◆ Task requirements
Copy out, word for word, everything in the report on the allegations against Kim from "A male crewmember" down to "private body parts.".

Meanwhile, another actress claimed she was fired from a leading role in Kim’s film because she refused him sex. This actress in question had already received wide media attention for suing Kim in late 2017, saying he slapped her on the set of the 2013 Venice title Moebius and forced her to do an unscripted sex scene. The local court ordered Kim to pay a fine of roughly $5,000 for physical assault, and the actress made an appeal because she felt it did not address the sexual violence she suffered.
Two days prior to production of Moebius, Kim tried to force her to engage in a three-way intercourse with him and another woman. When she refused the threesome, however, he fired her immediately, telling her, “I cannot work with an actor who cannot trust me.” This actress went public about this incident for the first time through PD Notebook, though she had appeared multiple times before the local press. Her identity continues to be withheld, in accordance with South Korean human rights and media standards for crime victims.
She added how it took her four years to take legal action against Kim because other cast and crewmembers “were afraid to come forth as witnesses,” fearing possible blows to their careers for speaking out against one of South Korea’s most famous artists.
A male crewmember who briefly worked for Kim and a male filmmaker agreed to give interviews for the program, but only after being promised complete anonymity through face blurs and audio distortions. Both said that “horrifying incidents” have notoriously occurred on the set of the decorated director’s films, but people kept silent because nobody dared lash out against a powerful man like Kim.
A third actress said she was cast for one of Kim’s projects but left after she fled during a pre-production meeting, pretending she needed to use the restroom. She “felt scared” as Kim verbally harassed her with inappropriate sexual remarks and questions, such as asking her about the color of her private body parts.
“My agency was sorely disappointed about [my missing the opportunity to take part in Kim’s project],” but “years down the road, I still cannot forget that time in the café.” “I left [the film business] but my successors are in a position to advance their careers through [sexual favors] instead of their talent.”
The controversial director, meanwhile, sent the creators of PD Notebook a long SMS message after refusing to take their calls and interview requests.
“The #MeToo movement continues to become increasingly drastic […] and bury people alive even before the truth has been revealed,” read parts of the message revealed on Tuesday’s show. “I’ve never fulfilled my personal desires through movies.”
He was also quoted as saying: “I have stolen a kiss … but never did anything beyond that without a woman’s consent” and that “I have been involved in intimate relationships, but it was always consensual. I am, however, ashamed of this as a married family man.”

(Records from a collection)
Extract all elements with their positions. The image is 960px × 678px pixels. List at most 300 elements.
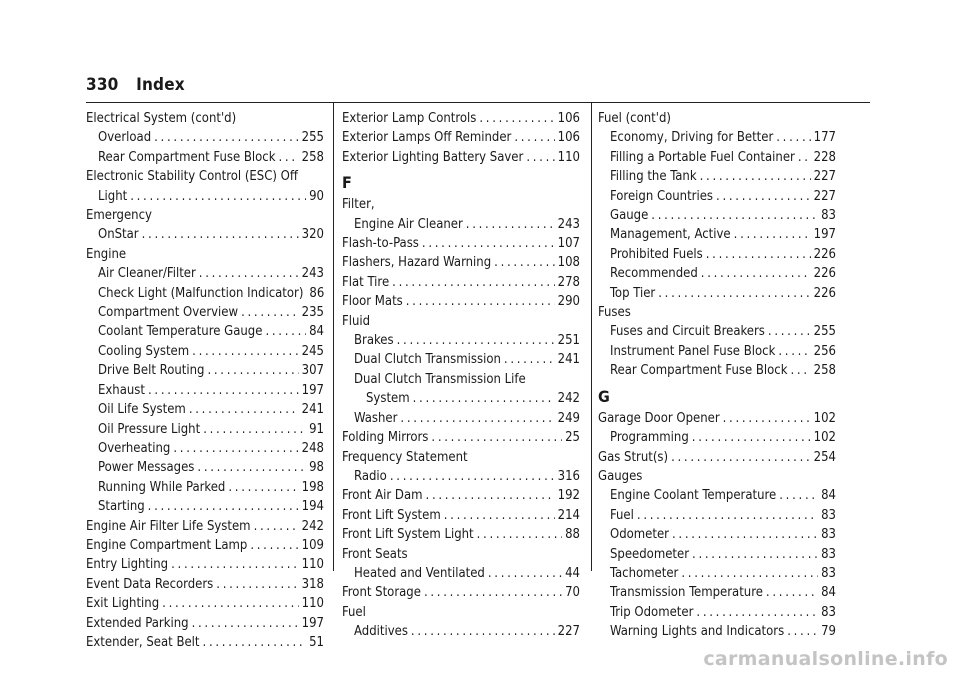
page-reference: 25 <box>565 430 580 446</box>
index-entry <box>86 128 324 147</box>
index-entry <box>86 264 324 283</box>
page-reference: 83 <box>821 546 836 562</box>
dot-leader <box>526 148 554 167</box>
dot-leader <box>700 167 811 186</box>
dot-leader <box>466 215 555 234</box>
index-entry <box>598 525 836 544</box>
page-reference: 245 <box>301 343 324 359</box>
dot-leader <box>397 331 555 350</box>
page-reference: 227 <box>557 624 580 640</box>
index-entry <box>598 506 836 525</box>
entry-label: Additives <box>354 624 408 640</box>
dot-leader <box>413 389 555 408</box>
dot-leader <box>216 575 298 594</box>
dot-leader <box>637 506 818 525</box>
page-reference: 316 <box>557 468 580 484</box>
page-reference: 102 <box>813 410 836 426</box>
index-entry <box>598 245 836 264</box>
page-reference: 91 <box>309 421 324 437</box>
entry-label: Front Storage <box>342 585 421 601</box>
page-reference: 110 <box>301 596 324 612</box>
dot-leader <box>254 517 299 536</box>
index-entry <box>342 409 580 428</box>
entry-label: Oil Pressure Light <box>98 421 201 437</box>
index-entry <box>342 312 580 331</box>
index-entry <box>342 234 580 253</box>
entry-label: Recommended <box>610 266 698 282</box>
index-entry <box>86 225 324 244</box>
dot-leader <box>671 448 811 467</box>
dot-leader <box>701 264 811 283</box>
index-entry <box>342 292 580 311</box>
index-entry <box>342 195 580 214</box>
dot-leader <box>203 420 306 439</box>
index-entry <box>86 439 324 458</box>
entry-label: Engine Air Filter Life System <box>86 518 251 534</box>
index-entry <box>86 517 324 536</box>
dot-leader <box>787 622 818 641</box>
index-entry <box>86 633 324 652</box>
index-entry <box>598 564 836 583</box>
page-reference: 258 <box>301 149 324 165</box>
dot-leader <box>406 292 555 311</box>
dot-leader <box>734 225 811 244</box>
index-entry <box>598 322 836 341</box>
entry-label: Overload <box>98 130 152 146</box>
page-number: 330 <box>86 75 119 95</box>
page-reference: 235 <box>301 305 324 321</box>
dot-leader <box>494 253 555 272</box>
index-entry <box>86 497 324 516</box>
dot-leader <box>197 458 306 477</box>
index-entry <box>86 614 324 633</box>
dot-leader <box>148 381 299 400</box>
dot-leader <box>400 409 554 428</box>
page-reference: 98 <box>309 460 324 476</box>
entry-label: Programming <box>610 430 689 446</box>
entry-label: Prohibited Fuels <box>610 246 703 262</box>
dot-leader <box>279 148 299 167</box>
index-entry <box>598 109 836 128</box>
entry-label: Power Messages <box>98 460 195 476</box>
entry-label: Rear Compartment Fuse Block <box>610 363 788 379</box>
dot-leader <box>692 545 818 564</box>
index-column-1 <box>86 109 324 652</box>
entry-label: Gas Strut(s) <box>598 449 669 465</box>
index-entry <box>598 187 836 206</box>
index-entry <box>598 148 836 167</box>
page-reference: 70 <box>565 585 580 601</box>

◆ Complete response
A male crewmember who briefly worked for Kim and a male filmmaker agreed to give interviews for the program, but only after being promised complete anonymity through face blurs and audio distortions. Both said that “horrifying incidents” have notoriously occurred on the set of the decorated director’s films, but people kept silent because nobody dared lash out against a powerful man like Kim.
A third actress said she was cast for one of Kim’s projects but left after she fled during a pre-production meeting, pretending she needed to use the restroom. She “felt scared” as Kim verbally harassed her with inappropriate sexual remarks and questions, such as asking her about the color of her private body parts.